◆ **What the task requires**:
Write down every entry below once more, exactly.

◆ **Given records**:
# # # # #
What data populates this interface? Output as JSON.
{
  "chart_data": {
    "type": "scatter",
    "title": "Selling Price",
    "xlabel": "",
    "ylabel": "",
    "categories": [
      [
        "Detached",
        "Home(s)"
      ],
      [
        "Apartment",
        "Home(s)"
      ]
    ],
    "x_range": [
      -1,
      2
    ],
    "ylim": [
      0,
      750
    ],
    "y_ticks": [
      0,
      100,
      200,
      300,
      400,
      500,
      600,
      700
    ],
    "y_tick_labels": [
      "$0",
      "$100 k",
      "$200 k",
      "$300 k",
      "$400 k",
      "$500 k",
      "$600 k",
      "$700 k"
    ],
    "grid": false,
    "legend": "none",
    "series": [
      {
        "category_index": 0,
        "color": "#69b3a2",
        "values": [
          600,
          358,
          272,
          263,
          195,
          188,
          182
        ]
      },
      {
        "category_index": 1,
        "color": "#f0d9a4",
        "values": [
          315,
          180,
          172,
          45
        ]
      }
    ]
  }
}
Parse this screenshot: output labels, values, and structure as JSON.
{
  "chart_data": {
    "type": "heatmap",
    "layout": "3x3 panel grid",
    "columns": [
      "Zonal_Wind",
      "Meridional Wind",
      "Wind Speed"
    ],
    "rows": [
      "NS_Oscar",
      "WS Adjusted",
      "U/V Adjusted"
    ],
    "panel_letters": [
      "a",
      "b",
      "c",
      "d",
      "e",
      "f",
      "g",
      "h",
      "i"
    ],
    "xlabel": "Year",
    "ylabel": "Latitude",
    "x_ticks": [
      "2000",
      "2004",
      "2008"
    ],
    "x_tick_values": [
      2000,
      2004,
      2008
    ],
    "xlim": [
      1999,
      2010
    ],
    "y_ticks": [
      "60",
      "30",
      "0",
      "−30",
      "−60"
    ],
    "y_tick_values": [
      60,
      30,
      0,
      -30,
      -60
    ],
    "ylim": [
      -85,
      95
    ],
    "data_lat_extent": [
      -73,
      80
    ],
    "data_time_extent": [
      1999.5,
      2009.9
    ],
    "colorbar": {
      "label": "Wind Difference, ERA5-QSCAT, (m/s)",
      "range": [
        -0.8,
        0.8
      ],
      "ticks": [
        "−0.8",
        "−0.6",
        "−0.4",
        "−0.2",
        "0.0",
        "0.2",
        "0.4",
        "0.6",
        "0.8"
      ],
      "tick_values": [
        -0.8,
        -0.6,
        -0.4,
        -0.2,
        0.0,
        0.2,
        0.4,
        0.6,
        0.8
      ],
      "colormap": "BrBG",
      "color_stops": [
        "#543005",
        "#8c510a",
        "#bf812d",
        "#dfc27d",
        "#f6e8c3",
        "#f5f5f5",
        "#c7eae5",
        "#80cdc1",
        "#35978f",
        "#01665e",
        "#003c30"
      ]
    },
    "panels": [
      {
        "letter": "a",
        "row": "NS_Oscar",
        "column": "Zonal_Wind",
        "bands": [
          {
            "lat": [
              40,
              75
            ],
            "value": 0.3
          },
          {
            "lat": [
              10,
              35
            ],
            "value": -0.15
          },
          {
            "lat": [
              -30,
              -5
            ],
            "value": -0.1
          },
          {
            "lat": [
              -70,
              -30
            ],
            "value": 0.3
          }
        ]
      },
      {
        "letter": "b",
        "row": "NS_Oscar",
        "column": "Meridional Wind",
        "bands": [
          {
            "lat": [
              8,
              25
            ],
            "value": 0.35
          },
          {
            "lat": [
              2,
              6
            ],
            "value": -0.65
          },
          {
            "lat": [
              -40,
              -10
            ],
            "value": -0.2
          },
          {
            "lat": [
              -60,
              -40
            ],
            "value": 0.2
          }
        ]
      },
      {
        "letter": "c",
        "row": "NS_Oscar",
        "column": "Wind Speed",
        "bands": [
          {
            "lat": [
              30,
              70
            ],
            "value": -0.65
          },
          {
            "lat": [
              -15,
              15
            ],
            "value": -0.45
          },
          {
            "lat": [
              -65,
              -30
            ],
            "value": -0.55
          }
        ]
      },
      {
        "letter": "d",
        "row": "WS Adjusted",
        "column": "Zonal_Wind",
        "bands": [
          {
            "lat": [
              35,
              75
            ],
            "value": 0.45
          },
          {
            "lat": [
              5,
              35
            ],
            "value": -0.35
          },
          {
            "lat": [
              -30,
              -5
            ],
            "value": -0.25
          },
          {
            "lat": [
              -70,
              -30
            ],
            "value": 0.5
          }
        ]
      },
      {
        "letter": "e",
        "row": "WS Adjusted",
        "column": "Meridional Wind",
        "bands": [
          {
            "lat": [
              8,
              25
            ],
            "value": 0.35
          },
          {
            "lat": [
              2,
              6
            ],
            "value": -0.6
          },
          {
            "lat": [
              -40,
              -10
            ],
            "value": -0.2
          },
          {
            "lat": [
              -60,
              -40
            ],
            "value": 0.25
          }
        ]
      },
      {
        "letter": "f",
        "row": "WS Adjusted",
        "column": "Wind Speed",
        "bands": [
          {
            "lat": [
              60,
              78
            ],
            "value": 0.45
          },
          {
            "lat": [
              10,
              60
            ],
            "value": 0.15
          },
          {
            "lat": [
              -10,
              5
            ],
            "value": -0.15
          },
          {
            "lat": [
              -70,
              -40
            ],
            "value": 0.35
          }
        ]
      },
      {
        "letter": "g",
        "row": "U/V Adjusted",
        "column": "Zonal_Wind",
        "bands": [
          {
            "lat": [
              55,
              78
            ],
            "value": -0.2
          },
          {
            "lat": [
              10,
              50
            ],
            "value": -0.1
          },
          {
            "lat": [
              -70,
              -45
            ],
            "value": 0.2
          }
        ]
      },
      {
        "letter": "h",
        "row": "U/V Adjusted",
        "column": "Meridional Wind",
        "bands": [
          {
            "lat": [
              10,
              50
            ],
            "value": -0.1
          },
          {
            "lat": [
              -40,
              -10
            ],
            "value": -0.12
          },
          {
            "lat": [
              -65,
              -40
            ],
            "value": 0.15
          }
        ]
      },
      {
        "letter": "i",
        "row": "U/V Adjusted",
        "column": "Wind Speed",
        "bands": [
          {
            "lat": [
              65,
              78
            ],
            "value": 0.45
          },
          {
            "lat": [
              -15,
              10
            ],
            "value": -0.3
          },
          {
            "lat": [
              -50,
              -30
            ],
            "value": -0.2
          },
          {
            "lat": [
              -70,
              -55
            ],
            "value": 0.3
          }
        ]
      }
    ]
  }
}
# # # # #
◆ **Solution below**:
What data populates this interface? Output as JSON.
{
  "chart_data": {
    "type": "scatter",
    "title": "Selling Price",
    "xlabel": "",
    "ylabel": "",
    "categories": [
      [
        "Detached",
        "Home(s)"
      ],
      [
        "Apartment",
        "Home(s)"
      ]
    ],
    "x_range": [
      -1,
      2
    ],
    "ylim": [
      0,
      750
    ],
    "y_ticks": [
      0,
      100,
      200,
      300,
      400,
      500,
      600,
      700
    ],
    "y_tick_labels": [
      "$0",
      "$100 k",
      "$200 k",
      "$300 k",
      "$400 k",
      "$500 k",
      "$600 k",
      "$700 k"
    ],
    "grid": false,
    "legend": "none",
    "series": [
      {
        "category_index": 0,
        "color": "#69b3a2",
        "values": [
          600,
          358,
          272,
          263,
          195,
          188,
          182
        ]
      },
      {
        "category_index": 1,
        "color": "#f0d9a4",
        "values": [
          315,
          180,
          172,
          45
        ]
      }
    ]
  }
}
Parse this screenshot: output labels, values, and structure as JSON.
{
  "chart_data": {
    "type": "heatmap",
    "layout": "3x3 panel grid",
    "columns": [
      "Zonal_Wind",
      "Meridional Wind",
      "Wind Speed"
    ],
    "rows": [
      "NS_Oscar",
      "WS Adjusted",
      "U/V Adjusted"
    ],
    "panel_letters": [
      "a",
      "b",
      "c",
      "d",
      "e",
      "f",
      "g",
      "h",
      "i"
    ],
    "xlabel": "Year",
    "ylabel": "Latitude",
    "x_ticks": [
      "2000",
      "2004",
      "2008"
    ],
    "x_tick_values": [
      2000,
      2004,
      2008
    ],
    "xlim": [
      1999,
      2010
    ],
    "y_ticks": [
      "60",
      "30",
      "0",
      "−30",
      "−60"
    ],
    "y_tick_values": [
      60,
      30,
      0,
      -30,
      -60
    ],
    "ylim": [
      -85,
      95
    ],
    "data_lat_extent": [
      -73,
      80
    ],
    "data_time_extent": [
      1999.5,
      2009.9
    ],
    "colorbar": {
      "label": "Wind Difference, ERA5-QSCAT, (m/s)",
      "range": [
        -0.8,
        0.8
      ],
      "ticks": [
        "−0.8",
        "−0.6",
        "−0.4",
        "−0.2",
        "0.0",
        "0.2",
        "0.4",
        "0.6",
        "0.8"
      ],
      "tick_values": [
        -0.8,
        -0.6,
        -0.4,
        -0.2,
        0.0,
        0.2,
        0.4,
        0.6,
        0.8
      ],
      "colormap": "BrBG",
      "color_stops": [
        "#543005",
        "#8c510a",
        "#bf812d",
        "#dfc27d",
        "#f6e8c3",
        "#f5f5f5",
        "#c7eae5",
        "#80cdc1",
        "#35978f",
        "#01665e",
        "#003c30"
      ]
    },
    "panels": [
      {
        "letter": "a",
        "row": "NS_Oscar",
        "column": "Zonal_Wind",
        "bands": [
          {
            "lat": [
              40,
              75
            ],
            "value": 0.3
          },
          {
            "lat": [
              10,
              35
            ],
            "value": -0.15
          },
          {
            "lat": [
              -30,
              -5
            ],
            "value": -0.1
          },
          {
            "lat": [
              -70,
              -30
            ],
            "value": 0.3
          }
        ]
      },
      {
        "letter": "b",
        "row": "NS_Oscar",
        "column": "Meridional Wind",
        "bands": [
          {
            "lat": [
              8,
              25
            ],
            "value": 0.35
          },
          {
            "lat": [
              2,
              6
            ],
            "value": -0.65
          },
          {
            "lat": [
              -40,
              -10
            ],
            "value": -0.2
          },
          {
            "lat": [
              -60,
              -40
            ],
            "value": 0.2
          }
        ]
      },
      {
        "letter": "c",
        "row": "NS_Oscar",
        "column": "Wind Speed",
        "bands": [
          {
            "lat": [
              30,
              70
            ],
            "value": -0.65
          },
          {
            "lat": [
              -15,
              15
            ],
            "value": -0.45
          },
          {
            "lat": [
              -65,
              -30
            ],
            "value": -0.55
          }
        ]
      },
      {
        "letter": "d",
        "row": "WS Adjusted",
        "column": "Zonal_Wind",
        "bands": [
          {
            "lat": [
              35,
              75
            ],
            "value": 0.45
          },
          {
            "lat": [
              5,
              35
            ],
            "value": -0.35
          },
          {
            "lat": [
              -30,
              -5
            ],
            "value": -0.25
          },
          {
            "lat": [
              -70,
              -30
            ],
            "value": 0.5
          }
        ]
      },
      {
        "letter": "e",
        "row": "WS Adjusted",
        "column": "Meridional Wind",
        "bands": [
          {
            "lat": [
              8,
              25
            ],
            "value": 0.35
          },
          {
            "lat": [
              2,
              6
            ],
            "value": -0.6
          },
          {
            "lat": [
              -40,
              -10
            ],
            "value": -0.2
          },
          {
            "lat": [
              -60,
              -40
            ],
            "value": 0.25
          }
        ]
      },
      {
        "letter": "f",
        "row": "WS Adjusted",
        "column": "Wind Speed",
        "bands": [
          {
            "lat": [
              60,
              78
            ],
            "value": 0.45
          },
          {
            "lat": [
              10,
              60
            ],
            "value": 0.15
          },
          {
            "lat": [
              -10,
              5
            ],
            "value": -0.15
          },
          {
            "lat": [
              -70,
              -40
            ],
            "value": 0.35
          }
        ]
      },
      {
        "letter": "g",
        "row": "U/V Adjusted",
        "column": "Zonal_Wind",
        "bands": [
          {
            "lat": [
              55,
              78
            ],
            "value": -0.2
          },
          {
            "lat": [
              10,
              50
            ],
            "value": -0.1
          },
          {
            "lat": [
              -70,
              -45
            ],
            "value": 0.2
          }
        ]
      },
      {
        "letter": "h",
        "row": "U/V Adjusted",
        "column": "Meridional Wind",
        "bands": [
          {
            "lat": [
              10,
              50
            ],
            "value": -0.1
          },
          {
            "lat": [
              -40,
              -10
            ],
            "value": -0.12
          },
          {
            "lat": [
              -65,
              -40
            ],
            "value": 0.15
          }
        ]
      },
      {
        "letter": "i",
        "row": "U/V Adjusted",
        "column": "Wind Speed",
        "bands": [
          {
            "lat": [
              65,
              78
            ],
            "value": 0.45
          },
          {
            "lat": [
              -15,
              10
            ],
            "value": -0.3
          },
          {
            "lat": [
              -50,
              -30
            ],
            "value": -0.2
          },
          {
            "lat": [
              -70,
              -55
            ],
            "value": 0.3
          }
        ]
      }
    ]
  }
}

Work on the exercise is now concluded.